_What to work on_. Please write out the material below exactly as given.

>> START Exercise material

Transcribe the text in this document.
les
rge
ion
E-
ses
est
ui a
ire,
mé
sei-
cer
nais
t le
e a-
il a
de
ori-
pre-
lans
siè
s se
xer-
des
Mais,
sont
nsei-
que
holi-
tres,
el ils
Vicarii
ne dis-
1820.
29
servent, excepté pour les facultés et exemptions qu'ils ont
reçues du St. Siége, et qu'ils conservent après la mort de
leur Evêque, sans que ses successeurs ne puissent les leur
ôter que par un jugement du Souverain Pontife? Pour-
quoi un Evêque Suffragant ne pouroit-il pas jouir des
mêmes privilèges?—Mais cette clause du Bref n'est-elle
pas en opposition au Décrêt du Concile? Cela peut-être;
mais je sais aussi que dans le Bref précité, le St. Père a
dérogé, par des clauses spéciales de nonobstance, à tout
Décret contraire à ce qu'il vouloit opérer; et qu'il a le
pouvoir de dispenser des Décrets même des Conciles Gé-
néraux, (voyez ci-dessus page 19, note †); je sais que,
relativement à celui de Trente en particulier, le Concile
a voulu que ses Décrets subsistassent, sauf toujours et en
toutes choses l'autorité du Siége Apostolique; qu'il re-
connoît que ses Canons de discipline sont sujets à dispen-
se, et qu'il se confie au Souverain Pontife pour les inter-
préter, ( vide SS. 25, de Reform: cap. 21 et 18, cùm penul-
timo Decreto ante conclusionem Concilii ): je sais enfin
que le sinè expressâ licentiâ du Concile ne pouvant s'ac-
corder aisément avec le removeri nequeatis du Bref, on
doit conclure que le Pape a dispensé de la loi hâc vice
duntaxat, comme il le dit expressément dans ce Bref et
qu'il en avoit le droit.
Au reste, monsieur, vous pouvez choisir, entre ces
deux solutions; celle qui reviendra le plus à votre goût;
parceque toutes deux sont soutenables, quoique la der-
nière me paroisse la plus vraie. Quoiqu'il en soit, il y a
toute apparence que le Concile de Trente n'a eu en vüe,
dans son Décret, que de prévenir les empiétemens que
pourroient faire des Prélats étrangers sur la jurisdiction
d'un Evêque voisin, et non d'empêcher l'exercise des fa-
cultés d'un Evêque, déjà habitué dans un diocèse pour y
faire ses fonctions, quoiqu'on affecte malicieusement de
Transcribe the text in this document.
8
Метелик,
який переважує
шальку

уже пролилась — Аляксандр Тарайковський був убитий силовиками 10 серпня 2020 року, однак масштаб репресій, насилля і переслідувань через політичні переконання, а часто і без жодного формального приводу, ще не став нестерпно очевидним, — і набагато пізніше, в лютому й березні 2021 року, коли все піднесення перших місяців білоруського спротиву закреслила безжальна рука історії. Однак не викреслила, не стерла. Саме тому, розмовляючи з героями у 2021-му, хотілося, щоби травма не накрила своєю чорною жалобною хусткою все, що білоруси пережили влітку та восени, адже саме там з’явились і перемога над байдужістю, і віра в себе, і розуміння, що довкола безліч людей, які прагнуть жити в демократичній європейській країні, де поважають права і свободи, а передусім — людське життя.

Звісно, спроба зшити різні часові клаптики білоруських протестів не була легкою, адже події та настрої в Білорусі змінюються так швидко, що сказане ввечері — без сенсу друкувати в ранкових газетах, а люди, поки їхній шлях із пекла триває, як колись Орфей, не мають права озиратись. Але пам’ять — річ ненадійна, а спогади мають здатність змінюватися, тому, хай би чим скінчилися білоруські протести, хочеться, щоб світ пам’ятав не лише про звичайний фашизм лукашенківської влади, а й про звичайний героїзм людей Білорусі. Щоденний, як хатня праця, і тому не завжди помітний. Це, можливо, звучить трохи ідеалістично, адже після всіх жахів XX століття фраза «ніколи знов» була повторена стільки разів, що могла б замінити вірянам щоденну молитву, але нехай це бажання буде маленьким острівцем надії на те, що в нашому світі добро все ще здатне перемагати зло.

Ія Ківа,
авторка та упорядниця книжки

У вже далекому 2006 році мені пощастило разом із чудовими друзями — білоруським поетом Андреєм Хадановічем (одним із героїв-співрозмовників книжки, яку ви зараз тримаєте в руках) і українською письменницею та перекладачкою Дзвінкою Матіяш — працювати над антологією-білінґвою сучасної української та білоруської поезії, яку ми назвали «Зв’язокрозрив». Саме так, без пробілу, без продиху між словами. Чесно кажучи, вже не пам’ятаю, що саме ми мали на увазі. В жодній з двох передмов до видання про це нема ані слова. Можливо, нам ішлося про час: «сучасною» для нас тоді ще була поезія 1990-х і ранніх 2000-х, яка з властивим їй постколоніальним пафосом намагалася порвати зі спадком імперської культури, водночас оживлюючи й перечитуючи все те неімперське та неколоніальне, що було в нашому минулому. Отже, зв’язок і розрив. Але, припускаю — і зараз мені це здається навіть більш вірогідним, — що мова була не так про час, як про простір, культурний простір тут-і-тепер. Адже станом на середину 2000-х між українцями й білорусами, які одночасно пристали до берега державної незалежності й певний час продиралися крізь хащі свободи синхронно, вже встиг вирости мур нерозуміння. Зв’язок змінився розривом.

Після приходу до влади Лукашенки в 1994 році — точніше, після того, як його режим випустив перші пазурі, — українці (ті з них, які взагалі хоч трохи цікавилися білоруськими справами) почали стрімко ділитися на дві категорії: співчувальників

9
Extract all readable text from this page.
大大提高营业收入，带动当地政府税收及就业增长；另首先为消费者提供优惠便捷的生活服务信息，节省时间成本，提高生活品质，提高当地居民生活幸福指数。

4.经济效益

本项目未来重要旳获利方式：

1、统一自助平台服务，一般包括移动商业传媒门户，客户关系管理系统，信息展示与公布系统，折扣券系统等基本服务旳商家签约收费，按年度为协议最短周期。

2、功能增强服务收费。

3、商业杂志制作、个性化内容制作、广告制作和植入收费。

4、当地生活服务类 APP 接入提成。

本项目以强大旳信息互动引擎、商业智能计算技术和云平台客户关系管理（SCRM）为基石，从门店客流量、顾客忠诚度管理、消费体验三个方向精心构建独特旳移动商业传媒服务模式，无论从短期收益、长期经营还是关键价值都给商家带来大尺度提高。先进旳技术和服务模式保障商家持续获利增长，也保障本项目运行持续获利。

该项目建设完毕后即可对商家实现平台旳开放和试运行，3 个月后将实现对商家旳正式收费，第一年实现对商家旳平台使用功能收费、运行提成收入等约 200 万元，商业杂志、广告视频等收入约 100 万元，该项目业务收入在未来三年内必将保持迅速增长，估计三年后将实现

>> END Exercise material

_Correct response_.
Transcribe the text in this document.
les
rge
ion
E-
ses
est
ui a
ire,
mé
sei-
cer
nais
t le
e a-
il a
de
ori-
pre-
lans
siè
s se
xer-
des
Mais,
sont
nsei-
que
holi-
tres,
el ils
Vicarii
ne dis-
1820.
29
servent, excepté pour les facultés et exemptions qu'ils ont
reçues du St. Siége, et qu'ils conservent après la mort de
leur Evêque, sans que ses successeurs ne puissent les leur
ôter que par un jugement du Souverain Pontife? Pour-
quoi un Evêque Suffragant ne pouroit-il pas jouir des
mêmes privilèges?—Mais cette clause du Bref n'est-elle
pas en opposition au Décrêt du Concile? Cela peut-être;
mais je sais aussi que dans le Bref précité, le St. Père a
dérogé, par des clauses spéciales de nonobstance, à tout
Décret contraire à ce qu'il vouloit opérer; et qu'il a le
pouvoir de dispenser des Décrets même des Conciles Gé-
néraux, (voyez ci-dessus page 19, note †); je sais que,
relativement à celui de Trente en particulier, le Concile
a voulu que ses Décrets subsistassent, sauf toujours et en
toutes choses l'autorité du Siége Apostolique; qu'il re-
connoît que ses Canons de discipline sont sujets à dispen-
se, et qu'il se confie au Souverain Pontife pour les inter-
préter, ( vide SS. 25, de Reform: cap. 21 et 18, cùm penul-
timo Decreto ante conclusionem Concilii ): je sais enfin
que le sinè expressâ licentiâ du Concile ne pouvant s'ac-
corder aisément avec le removeri nequeatis du Bref, on
doit conclure que le Pape a dispensé de la loi hâc vice
duntaxat, comme il le dit expressément dans ce Bref et
qu'il en avoit le droit.
Au reste, monsieur, vous pouvez choisir, entre ces
deux solutions; celle qui reviendra le plus à votre goût;
parceque toutes deux sont soutenables, quoique la der-
nière me paroisse la plus vraie. Quoiqu'il en soit, il y a
toute apparence que le Concile de Trente n'a eu en vüe,
dans son Décret, que de prévenir les empiétemens que
pourroient faire des Prélats étrangers sur la jurisdiction
d'un Evêque voisin, et non d'empêcher l'exercise des fa-
cultés d'un Evêque, déjà habitué dans un diocèse pour y
faire ses fonctions, quoiqu'on affecte malicieusement de
Transcribe the text in this document.
8
Метелик,
який переважує
шальку

уже пролилась — Аляксандр Тарайковський був убитий силовиками 10 серпня 2020 року, однак масштаб репресій, насилля і переслідувань через політичні переконання, а часто і без жодного формального приводу, ще не став нестерпно очевидним, — і набагато пізніше, в лютому й березні 2021 року, коли все піднесення перших місяців білоруського спротиву закреслила безжальна рука історії. Однак не викреслила, не стерла. Саме тому, розмовляючи з героями у 2021-му, хотілося, щоби травма не накрила своєю чорною жалобною хусткою все, що білоруси пережили влітку та восени, адже саме там з’явились і перемога над байдужістю, і віра в себе, і розуміння, що довкола безліч людей, які прагнуть жити в демократичній європейській країні, де поважають права і свободи, а передусім — людське життя.

Звісно, спроба зшити різні часові клаптики білоруських протестів не була легкою, адже події та настрої в Білорусі змінюються так швидко, що сказане ввечері — без сенсу друкувати в ранкових газетах, а люди, поки їхній шлях із пекла триває, як колись Орфей, не мають права озиратись. Але пам’ять — річ ненадійна, а спогади мають здатність змінюватися, тому, хай би чим скінчилися білоруські протести, хочеться, щоб світ пам’ятав не лише про звичайний фашизм лукашенківської влади, а й про звичайний героїзм людей Білорусі. Щоденний, як хатня праця, і тому не завжди помітний. Це, можливо, звучить трохи ідеалістично, адже після всіх жахів XX століття фраза «ніколи знов» була повторена стільки разів, що могла б замінити вірянам щоденну молитву, але нехай це бажання буде маленьким острівцем надії на те, що в нашому світі добро все ще здатне перемагати зло.

Ія Ківа,
авторка та упорядниця книжки

У вже далекому 2006 році мені пощастило разом із чудовими друзями — білоруським поетом Андреєм Хадановічем (одним із героїв-співрозмовників книжки, яку ви зараз тримаєте в руках) і українською письменницею та перекладачкою Дзвінкою Матіяш — працювати над антологією-білінґвою сучасної української та білоруської поезії, яку ми назвали «Зв’язокрозрив». Саме так, без пробілу, без продиху між словами. Чесно кажучи, вже не пам’ятаю, що саме ми мали на увазі. В жодній з двох передмов до видання про це нема ані слова. Можливо, нам ішлося про час: «сучасною» для нас тоді ще була поезія 1990-х і ранніх 2000-х, яка з властивим їй постколоніальним пафосом намагалася порвати зі спадком імперської культури, водночас оживлюючи й перечитуючи все те неімперське та неколоніальне, що було в нашому минулому. Отже, зв’язок і розрив. Але, припускаю — і зараз мені це здається навіть більш вірогідним, — що мова була не так про час, як про простір, культурний простір тут-і-тепер. Адже станом на середину 2000-х між українцями й білорусами, які одночасно пристали до берега державної незалежності й певний час продиралися крізь хащі свободи синхронно, вже встиг вирости мур нерозуміння. Зв’язок змінився розривом.

Після приходу до влади Лукашенки в 1994 році — точніше, після того, як його режим випустив перші пазурі, — українці (ті з них, які взагалі хоч трохи цікавилися білоруськими справами) почали стрімко ділитися на дві категорії: співчувальників

9
Extract all readable text from this page.
大大提高营业收入，带动当地政府税收及就业增长；另首先为消费者提供优惠便捷的生活服务信息，节省时间成本，提高生活品质，提高当地居民生活幸福指数。

4.经济效益

本项目未来重要旳获利方式：

1、统一自助平台服务，一般包括移动商业传媒门户，客户关系管理系统，信息展示与公布系统，折扣券系统等基本服务旳商家签约收费，按年度为协议最短周期。

2、功能增强服务收费。

3、商业杂志制作、个性化内容制作、广告制作和植入收费。

4、当地生活服务类 APP 接入提成。

本项目以强大旳信息互动引擎、商业智能计算技术和云平台客户关系管理（SCRM）为基石，从门店客流量、顾客忠诚度管理、消费体验三个方向精心构建独特旳移动商业传媒服务模式，无论从短期收益、长期经营还是关键价值都给商家带来大尺度提高。先进旳技术和服务模式保障商家持续获利增长，也保障本项目运行持续获利。

该项目建设完毕后即可对商家实现平台旳开放和试运行，3 个月后将实现对商家旳正式收费，第一年实现对商家旳平台使用功能收费、运行提成收入等约 200 万元，商业杂志、广告视频等收入约 100 万元，该项目业务收入在未来三年内必将保持迅速增长，估计三年后将实现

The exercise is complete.